▸ What is being asked:
Where the line holding "Transcribe this image's" appears, start copying, and continue exactly through the last line of the listing, skipping pictures.

▸ Data extract:
··········

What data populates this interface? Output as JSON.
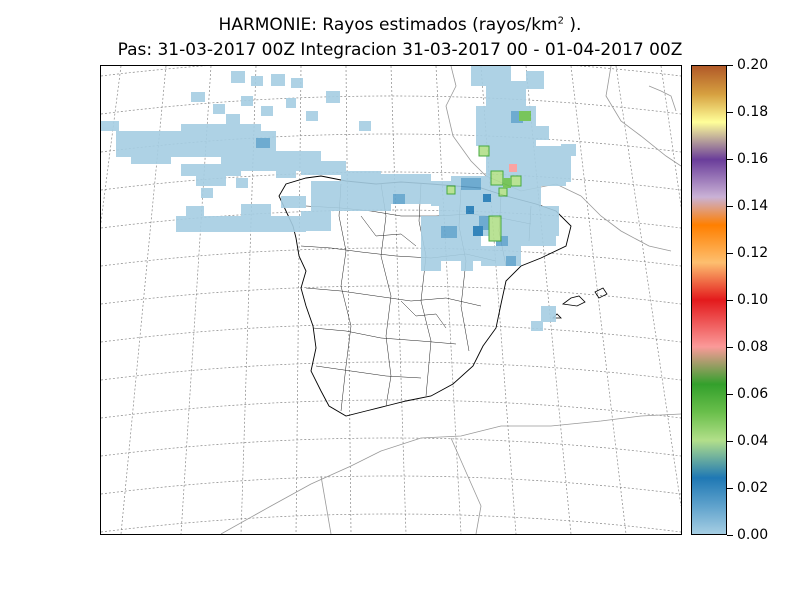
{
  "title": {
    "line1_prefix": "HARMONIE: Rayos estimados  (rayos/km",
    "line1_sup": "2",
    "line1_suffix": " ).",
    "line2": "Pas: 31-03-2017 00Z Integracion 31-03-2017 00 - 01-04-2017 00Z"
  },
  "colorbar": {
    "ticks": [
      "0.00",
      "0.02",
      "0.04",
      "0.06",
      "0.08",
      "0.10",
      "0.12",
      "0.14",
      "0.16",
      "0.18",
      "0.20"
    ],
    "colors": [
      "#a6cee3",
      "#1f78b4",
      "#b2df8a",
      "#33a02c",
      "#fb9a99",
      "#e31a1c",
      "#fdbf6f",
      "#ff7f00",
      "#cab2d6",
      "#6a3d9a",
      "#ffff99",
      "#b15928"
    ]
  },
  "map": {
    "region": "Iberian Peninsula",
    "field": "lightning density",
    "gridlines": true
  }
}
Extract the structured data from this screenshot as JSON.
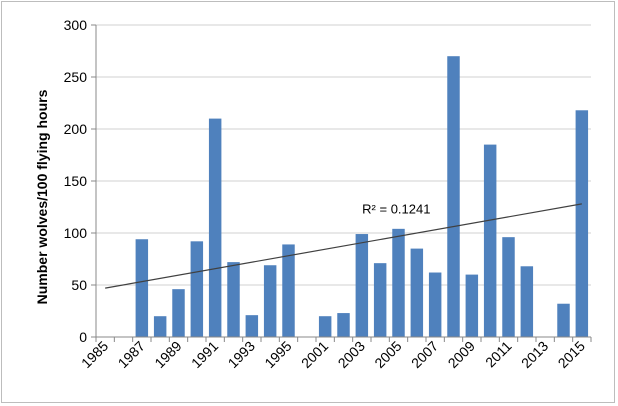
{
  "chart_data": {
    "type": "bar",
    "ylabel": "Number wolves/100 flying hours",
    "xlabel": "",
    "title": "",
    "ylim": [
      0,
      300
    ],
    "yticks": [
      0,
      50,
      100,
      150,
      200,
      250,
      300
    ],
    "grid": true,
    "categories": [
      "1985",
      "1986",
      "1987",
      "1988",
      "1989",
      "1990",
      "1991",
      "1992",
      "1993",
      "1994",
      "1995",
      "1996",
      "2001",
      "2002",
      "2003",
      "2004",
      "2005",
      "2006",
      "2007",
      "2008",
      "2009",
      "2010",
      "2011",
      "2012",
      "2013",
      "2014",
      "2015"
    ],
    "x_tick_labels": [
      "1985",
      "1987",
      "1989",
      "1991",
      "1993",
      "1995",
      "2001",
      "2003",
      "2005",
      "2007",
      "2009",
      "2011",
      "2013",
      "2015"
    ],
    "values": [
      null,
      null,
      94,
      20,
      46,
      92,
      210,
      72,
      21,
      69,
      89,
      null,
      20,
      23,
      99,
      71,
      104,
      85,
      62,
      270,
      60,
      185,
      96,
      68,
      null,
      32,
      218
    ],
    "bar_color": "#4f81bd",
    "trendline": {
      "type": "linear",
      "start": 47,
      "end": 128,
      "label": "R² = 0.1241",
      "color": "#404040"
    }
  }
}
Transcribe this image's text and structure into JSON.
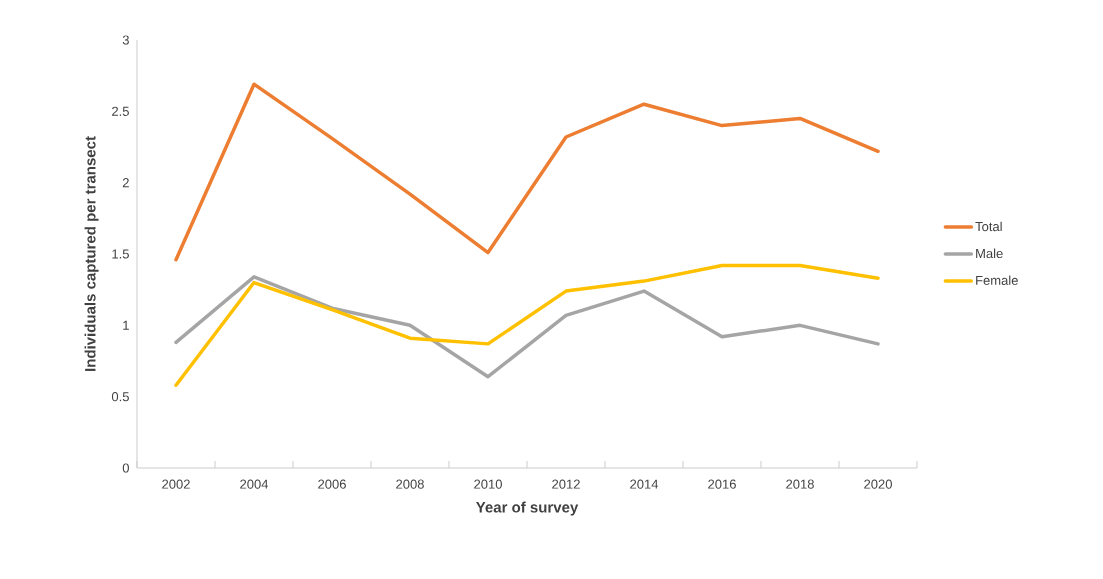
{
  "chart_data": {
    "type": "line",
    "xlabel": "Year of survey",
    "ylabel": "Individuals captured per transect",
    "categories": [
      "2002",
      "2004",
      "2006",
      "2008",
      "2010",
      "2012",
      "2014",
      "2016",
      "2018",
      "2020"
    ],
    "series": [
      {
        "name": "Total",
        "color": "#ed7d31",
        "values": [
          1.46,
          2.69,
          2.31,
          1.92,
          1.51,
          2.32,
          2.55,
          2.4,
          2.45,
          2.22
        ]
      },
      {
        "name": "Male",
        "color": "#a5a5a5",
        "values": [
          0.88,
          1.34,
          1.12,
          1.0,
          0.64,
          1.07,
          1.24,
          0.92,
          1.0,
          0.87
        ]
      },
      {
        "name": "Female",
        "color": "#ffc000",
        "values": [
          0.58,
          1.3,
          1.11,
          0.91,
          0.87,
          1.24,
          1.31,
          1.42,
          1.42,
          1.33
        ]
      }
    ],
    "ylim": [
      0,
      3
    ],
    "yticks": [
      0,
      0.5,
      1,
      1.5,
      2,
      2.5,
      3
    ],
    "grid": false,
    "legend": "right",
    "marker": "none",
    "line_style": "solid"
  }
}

··········

▸ Correct response:
Transcribe this image's text and structure into JSON.
{
  "chart_data": {
    "type": "line",
    "xlabel": "Year of survey",
    "ylabel": "Individuals captured per transect",
    "categories": [
      "2002",
      "2004",
      "2006",
      "2008",
      "2010",
      "2012",
      "2014",
      "2016",
      "2018",
      "2020"
    ],
    "series": [
      {
        "name": "Total",
        "color": "#ed7d31",
        "values": [
          1.46,
          2.69,
          2.31,
          1.92,
          1.51,
          2.32,
          2.55,
          2.4,
          2.45,
          2.22
        ]
      },
      {
        "name": "Male",
        "color": "#a5a5a5",
        "values": [
          0.88,
          1.34,
          1.12,
          1.0,
          0.64,
          1.07,
          1.24,
          0.92,
          1.0,
          0.87
        ]
      },
      {
        "name": "Female",
        "color": "#ffc000",
        "values": [
          0.58,
          1.3,
          1.11,
          0.91,
          0.87,
          1.24,
          1.31,
          1.42,
          1.42,
          1.33
        ]
      }
    ],
    "ylim": [
      0,
      3
    ],
    "yticks": [
      0,
      0.5,
      1,
      1.5,
      2,
      2.5,
      3
    ],
    "grid": false,
    "legend": "right",
    "marker": "none",
    "line_style": "solid"
  }
}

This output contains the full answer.